Requirement 1 —
In the set of jokes, how old is Winchester?
Requirement 2 —
Echo the set of jokes word for word, beginning at the words "If Ilhan Omar" and stopping after "cares about bigotry?".

::: Reading passage

If you get bored, your Amazon Echo device will entertain you by…
It used to be when someone said “white supremacy” I’d think “Oh, like the KKK” but now I think “Oh, like breakfast cereal.”
“They won’t listen to scientists or Al Gore, maybe they’ll listen to… some random kid!”
They’re pea-brains and virulent anti-Semites, but I’m not sure what harm they would have done by visiting.
So is it just way too late to tell Randy Newman he doesn’t have a very good singing voice?
If Ilhan Omar is boycotting Israel but then had to spend a week in Israel, wouldn’t she starve to death?
Just when I thought Trump couldn’t possibly be any dumber, he goes and does something like plots to buy Greenland and TOTALLY REDEEMS HIMSELF!
Can we stop pretending either party cares about bigotry?
Or, to put it another way, if caring about bigotry were a golf ball, winning elections would be the sun.
Argument I will not listen to:
“This politician you say is horrible is good actually.”
You make that argument, you’re everything wrong with society.
What I will listen to:
“This politician you say is extra horrible is really just regular politician horrible.”
Man, I honestly thought we were done with the whole Snopes saga and then they commission a friggin’ survey asking if people believe our articles.
Snopes has turned my daughter against me.
“Maybe you shouldn’t make fun of people.”
“I don’t make fun of people. I make fun of politicians.”
My 3yo: “Can you put on the kid’s version of Ain’t Nobody Tell Me Nothing?”
Why are there so many nazis in Portland?
Antifa gets rid of nazis by making them feel redundant.
Ridiculing antifa makes you pro-nazi in the same way ridiculing a bunch of LARPers running around a park makes you pro-orc.
Winchester is almost seven months old, but the other kids still act like they’ve never seen a baby before every time we get him up from a nap.
They call themselves “Proud Boys”? That’s the name they came up with?
It’s hard to believe the people who think Trump is this genius who can never do wrong and the people who think antifa are brave freedom fighters are two different groups as the detachment from reality seems so similar.
I don’t know why companies hire big name stand up comedians for their ads and then apparently write a bunch of unfunny lines for them to say.
“A rose by any other name would smell as sweet.”
“But what if we called it an ‘anti-rose’?”
“Oh. Then it would be something else entirely.”
How to Beat Donald Trump:
Try not to be worse than him.
My daughter asked why dollars are valuable. That’s a hard one to explain. I tried the “shared fiction” explanation, but eventually told her “Just try not to think about it too hard or the whole system will collapse.”
If they want to fight fascism, shouldn’t they be backing up the people in Hong Kong?
Why are we still talking about slavery? We ended slavery in the 80s with the “Don’t do slavery” slogan.
The Joe Rogan thing is kind of odd from the outside.

::::::
::: Data records

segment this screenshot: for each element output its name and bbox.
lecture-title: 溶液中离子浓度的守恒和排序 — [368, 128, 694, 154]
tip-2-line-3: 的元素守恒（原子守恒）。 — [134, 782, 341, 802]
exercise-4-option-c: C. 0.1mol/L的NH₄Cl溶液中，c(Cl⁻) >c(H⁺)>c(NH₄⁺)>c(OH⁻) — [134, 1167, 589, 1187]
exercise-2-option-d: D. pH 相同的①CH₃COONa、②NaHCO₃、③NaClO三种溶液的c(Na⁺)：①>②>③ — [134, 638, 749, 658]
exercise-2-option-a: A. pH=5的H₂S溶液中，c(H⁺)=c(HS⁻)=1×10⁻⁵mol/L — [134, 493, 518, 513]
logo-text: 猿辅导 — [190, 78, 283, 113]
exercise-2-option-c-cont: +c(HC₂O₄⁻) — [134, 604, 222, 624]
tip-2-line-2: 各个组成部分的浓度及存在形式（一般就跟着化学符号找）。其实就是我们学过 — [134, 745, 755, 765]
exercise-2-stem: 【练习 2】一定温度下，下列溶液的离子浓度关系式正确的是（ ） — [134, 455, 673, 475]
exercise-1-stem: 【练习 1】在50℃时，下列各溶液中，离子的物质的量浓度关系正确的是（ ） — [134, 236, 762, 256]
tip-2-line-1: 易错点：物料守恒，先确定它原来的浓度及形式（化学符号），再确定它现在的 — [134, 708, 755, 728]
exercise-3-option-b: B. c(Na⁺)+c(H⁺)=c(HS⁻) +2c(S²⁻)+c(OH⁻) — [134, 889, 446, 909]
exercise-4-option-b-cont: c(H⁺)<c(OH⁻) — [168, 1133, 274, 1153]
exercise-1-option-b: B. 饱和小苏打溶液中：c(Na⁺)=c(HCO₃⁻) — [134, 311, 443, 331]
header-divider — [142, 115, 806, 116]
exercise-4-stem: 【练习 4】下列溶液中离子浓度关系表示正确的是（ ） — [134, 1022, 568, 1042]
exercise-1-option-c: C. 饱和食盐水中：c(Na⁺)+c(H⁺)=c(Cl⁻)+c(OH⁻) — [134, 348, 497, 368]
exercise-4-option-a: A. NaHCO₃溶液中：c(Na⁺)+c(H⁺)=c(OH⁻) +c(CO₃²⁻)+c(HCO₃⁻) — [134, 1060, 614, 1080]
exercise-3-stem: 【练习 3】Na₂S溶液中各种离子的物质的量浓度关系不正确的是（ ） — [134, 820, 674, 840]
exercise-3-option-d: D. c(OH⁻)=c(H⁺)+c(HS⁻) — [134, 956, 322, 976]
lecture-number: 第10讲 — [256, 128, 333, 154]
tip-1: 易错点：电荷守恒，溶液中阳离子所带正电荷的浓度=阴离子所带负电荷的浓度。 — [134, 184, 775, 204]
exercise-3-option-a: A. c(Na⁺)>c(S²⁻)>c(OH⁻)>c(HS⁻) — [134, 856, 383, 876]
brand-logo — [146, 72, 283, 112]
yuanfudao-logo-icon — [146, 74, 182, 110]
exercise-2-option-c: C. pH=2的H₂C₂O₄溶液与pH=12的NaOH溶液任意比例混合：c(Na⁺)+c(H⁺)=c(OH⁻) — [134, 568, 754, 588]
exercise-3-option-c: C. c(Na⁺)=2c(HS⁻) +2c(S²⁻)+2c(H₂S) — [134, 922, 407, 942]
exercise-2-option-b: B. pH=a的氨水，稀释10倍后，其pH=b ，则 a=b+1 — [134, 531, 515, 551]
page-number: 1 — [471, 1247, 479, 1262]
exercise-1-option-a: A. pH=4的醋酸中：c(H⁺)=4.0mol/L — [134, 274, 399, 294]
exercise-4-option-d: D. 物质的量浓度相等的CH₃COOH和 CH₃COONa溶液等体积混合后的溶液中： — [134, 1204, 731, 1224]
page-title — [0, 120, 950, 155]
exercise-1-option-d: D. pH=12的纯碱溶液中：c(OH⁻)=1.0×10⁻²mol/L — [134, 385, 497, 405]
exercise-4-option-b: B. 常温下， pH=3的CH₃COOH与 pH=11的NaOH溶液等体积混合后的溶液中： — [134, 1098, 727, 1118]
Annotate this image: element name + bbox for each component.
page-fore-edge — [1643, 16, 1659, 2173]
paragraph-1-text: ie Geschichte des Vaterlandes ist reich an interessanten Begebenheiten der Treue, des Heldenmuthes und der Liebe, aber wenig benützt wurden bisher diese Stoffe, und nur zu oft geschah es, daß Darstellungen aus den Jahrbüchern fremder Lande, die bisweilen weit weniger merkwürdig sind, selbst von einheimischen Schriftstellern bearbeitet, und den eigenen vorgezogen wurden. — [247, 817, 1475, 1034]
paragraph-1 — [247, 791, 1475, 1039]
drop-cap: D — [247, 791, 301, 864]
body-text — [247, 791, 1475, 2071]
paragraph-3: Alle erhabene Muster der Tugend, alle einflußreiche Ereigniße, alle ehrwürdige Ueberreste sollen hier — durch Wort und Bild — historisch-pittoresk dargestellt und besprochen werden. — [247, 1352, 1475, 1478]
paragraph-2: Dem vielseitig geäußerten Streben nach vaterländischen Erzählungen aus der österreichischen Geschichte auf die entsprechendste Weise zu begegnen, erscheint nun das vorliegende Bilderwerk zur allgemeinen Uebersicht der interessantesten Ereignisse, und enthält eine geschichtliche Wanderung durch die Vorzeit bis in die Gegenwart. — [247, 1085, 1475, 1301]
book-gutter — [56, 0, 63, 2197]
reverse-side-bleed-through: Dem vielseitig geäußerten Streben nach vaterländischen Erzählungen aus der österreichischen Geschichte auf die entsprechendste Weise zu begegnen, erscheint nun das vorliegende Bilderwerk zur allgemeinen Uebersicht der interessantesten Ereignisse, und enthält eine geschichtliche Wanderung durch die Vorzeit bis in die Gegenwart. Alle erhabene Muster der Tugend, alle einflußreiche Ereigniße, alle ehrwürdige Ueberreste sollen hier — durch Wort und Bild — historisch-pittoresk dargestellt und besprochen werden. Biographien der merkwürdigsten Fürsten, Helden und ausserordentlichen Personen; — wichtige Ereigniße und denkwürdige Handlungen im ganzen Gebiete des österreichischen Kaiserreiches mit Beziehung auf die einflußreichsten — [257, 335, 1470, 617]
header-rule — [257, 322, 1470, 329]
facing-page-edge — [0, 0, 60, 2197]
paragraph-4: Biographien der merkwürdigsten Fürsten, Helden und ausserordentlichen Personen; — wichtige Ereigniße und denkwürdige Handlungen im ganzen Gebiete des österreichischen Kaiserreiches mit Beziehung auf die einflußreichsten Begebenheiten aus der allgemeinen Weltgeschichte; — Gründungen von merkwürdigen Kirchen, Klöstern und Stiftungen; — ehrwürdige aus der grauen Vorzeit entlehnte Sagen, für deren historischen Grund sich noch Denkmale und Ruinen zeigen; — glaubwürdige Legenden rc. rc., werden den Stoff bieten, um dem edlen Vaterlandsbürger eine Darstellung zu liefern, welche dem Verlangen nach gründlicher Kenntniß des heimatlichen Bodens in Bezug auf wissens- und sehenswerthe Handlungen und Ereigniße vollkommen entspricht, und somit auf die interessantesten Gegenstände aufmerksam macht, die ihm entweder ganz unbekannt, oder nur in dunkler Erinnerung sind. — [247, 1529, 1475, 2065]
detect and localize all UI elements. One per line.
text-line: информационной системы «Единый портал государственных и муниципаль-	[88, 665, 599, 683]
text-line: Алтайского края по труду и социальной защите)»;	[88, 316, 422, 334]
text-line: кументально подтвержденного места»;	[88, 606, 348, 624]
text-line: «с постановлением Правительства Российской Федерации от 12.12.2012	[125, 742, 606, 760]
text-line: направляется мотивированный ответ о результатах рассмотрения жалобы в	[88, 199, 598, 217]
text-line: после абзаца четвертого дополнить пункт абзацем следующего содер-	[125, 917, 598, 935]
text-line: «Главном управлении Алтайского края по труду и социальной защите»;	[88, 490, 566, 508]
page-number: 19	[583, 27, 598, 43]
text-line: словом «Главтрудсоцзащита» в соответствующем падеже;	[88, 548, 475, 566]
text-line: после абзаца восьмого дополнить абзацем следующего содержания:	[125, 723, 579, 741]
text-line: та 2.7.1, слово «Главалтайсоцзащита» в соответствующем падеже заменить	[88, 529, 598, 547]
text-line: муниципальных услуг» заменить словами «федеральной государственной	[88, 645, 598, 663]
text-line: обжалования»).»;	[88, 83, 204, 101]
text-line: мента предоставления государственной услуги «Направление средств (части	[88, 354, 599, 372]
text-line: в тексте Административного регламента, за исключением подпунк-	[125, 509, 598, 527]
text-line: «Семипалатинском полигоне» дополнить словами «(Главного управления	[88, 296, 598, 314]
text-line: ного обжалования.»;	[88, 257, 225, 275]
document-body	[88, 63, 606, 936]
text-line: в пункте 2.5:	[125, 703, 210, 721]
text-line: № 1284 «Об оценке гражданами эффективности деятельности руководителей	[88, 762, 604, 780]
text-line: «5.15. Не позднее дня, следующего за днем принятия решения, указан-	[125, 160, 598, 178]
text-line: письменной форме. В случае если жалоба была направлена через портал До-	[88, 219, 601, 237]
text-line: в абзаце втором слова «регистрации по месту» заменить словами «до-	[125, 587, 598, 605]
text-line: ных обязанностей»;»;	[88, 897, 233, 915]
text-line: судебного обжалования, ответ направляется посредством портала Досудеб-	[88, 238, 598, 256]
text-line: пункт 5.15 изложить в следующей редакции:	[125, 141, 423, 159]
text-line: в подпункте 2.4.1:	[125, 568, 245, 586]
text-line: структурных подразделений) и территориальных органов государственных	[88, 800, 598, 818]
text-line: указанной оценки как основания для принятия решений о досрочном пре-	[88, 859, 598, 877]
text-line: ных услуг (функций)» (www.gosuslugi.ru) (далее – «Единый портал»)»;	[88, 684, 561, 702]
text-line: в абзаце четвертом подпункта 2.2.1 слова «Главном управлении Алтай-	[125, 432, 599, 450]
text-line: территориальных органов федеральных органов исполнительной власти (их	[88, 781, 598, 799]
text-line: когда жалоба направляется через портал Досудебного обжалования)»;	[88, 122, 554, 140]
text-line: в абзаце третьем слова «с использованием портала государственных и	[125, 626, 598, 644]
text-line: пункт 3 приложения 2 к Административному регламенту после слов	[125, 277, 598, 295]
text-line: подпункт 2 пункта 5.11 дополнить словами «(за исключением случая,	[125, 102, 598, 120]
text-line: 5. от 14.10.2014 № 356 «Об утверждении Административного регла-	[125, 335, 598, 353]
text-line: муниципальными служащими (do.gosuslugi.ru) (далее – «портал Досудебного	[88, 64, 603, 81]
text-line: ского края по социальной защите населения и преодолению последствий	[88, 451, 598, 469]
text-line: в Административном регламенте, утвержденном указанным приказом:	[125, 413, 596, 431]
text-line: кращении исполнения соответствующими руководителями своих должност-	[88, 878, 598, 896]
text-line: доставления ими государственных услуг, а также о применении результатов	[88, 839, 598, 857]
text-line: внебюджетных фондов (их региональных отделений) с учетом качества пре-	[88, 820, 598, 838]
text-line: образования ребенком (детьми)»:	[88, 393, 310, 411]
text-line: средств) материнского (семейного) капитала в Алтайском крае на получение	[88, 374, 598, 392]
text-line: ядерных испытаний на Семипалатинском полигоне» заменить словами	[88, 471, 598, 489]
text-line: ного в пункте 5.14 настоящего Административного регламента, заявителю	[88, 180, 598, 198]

::::::

Full solution 1 —
Almost seven months old.

Full solution 2 —
If Ilhan Omar is boycotting Israel but then had to spend a week in Israel, wouldn’t she starve to death?
Just when I thought Trump couldn’t possibly be any dumber, he goes and does something like plots to buy Greenland and TOTALLY REDEEMS HIMSELF!
Can we stop pretending either party cares about bigotry?